SHORT TASK :: Extract each line where the string "antara" shows up.

DATASET CONTENT ::
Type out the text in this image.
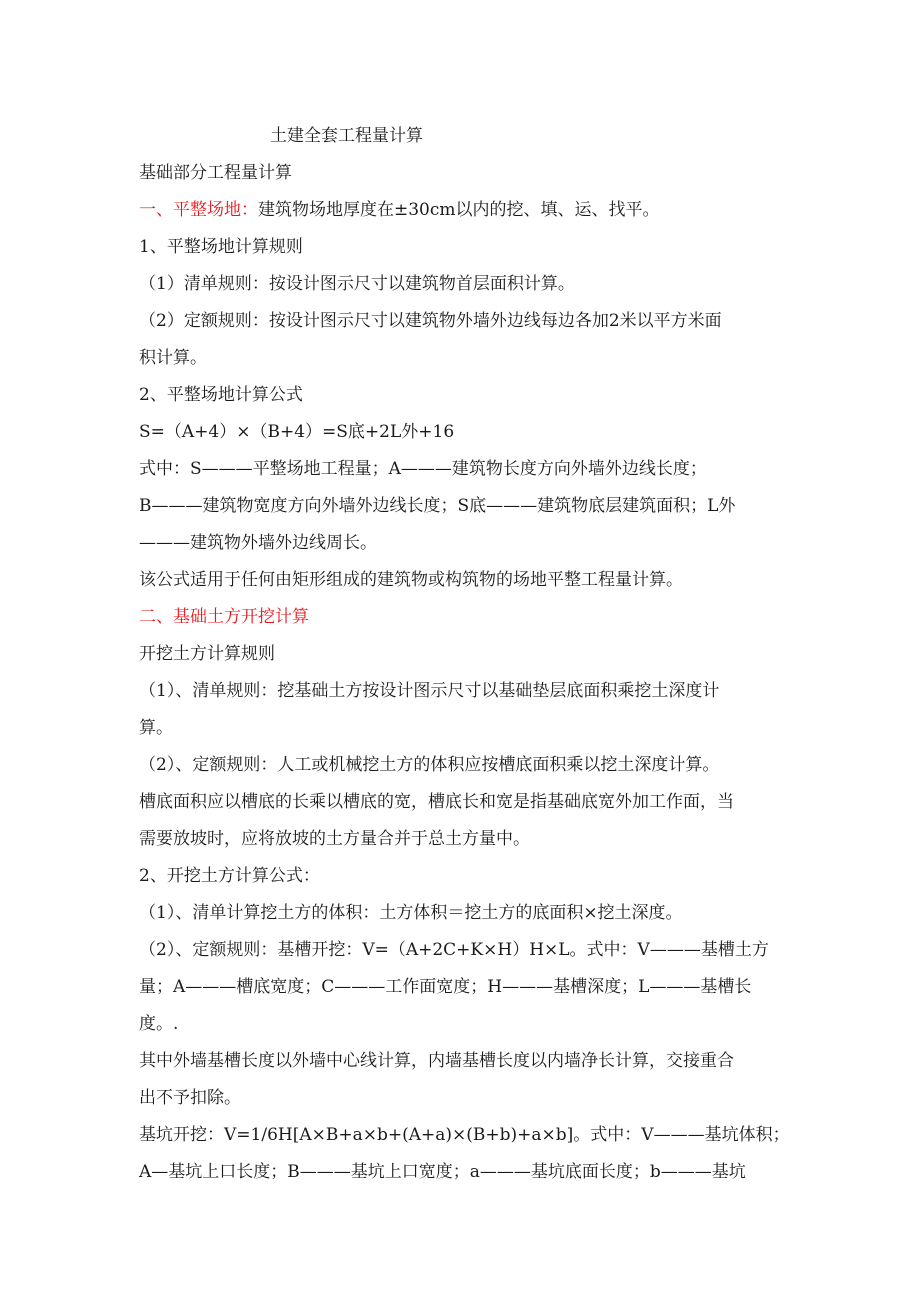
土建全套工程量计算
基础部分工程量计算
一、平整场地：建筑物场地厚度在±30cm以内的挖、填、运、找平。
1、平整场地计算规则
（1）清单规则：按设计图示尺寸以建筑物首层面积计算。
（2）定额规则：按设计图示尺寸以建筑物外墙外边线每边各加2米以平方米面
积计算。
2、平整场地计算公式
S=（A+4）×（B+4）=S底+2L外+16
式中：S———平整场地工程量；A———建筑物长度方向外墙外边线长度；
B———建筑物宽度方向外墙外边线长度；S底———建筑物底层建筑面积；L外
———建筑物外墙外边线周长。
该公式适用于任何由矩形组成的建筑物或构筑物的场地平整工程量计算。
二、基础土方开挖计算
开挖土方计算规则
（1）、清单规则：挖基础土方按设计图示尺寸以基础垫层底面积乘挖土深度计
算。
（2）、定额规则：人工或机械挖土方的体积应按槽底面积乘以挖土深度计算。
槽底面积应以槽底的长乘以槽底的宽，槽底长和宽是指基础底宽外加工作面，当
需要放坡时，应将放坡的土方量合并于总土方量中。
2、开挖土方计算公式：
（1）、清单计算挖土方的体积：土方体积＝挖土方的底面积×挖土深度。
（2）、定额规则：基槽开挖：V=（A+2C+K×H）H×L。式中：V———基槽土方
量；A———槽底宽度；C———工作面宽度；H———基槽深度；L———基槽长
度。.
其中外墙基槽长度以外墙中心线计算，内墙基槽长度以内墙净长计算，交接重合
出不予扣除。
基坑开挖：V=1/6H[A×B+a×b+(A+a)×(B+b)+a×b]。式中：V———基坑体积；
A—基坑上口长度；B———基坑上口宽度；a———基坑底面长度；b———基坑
==
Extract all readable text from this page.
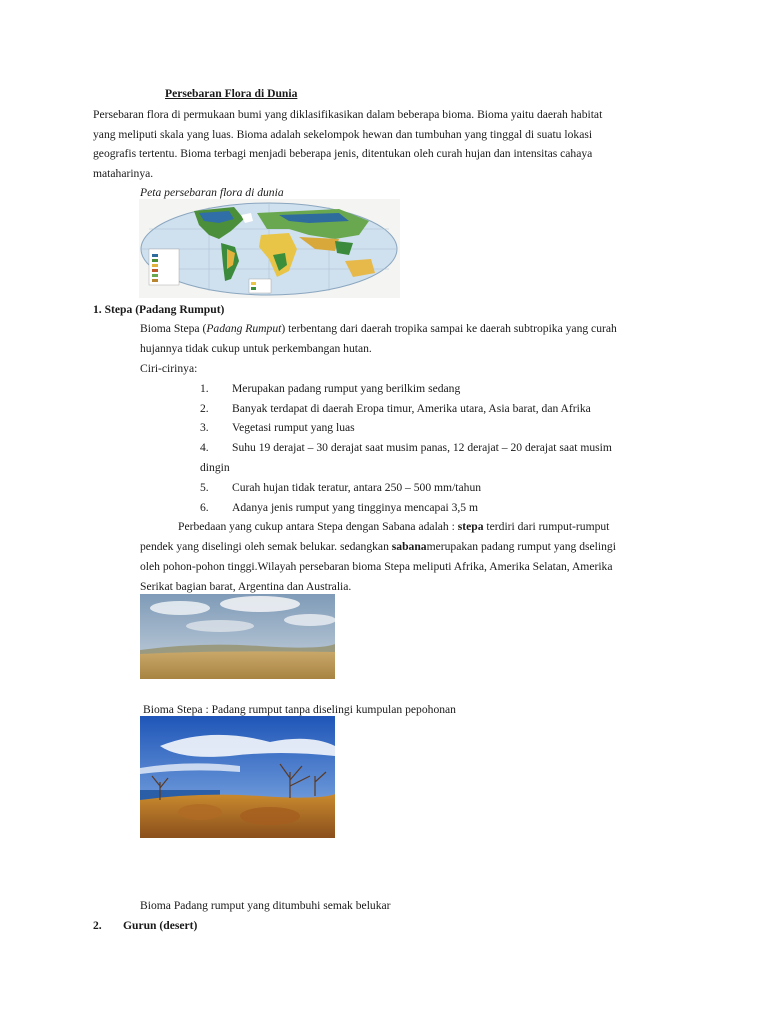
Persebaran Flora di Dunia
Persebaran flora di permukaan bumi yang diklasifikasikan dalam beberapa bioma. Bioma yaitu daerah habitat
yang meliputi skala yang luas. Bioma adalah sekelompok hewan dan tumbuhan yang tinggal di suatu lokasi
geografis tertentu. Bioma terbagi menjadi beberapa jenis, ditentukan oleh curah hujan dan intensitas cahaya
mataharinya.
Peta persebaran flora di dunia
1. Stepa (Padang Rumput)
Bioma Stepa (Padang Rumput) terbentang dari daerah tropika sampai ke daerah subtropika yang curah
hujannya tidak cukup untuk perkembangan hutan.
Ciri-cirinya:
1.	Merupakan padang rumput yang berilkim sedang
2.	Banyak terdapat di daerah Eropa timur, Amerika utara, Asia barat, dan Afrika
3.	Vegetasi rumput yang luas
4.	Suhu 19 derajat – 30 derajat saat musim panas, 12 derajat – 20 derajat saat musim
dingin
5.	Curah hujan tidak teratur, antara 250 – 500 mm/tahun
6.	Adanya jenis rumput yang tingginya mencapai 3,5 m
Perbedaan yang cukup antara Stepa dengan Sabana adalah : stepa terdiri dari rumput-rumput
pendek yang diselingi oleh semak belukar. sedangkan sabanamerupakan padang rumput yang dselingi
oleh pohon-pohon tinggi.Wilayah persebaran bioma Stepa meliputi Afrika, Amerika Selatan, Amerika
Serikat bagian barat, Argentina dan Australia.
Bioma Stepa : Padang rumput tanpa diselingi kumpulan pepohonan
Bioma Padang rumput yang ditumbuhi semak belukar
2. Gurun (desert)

ANSWER TO THE EXERCISE ::
5.	Curah hujan tidak teratur, antara 250 – 500 mm/tahun
Perbedaan yang cukup antara Stepa dengan Sabana adalah : stepa terdiri dari rumput-rumput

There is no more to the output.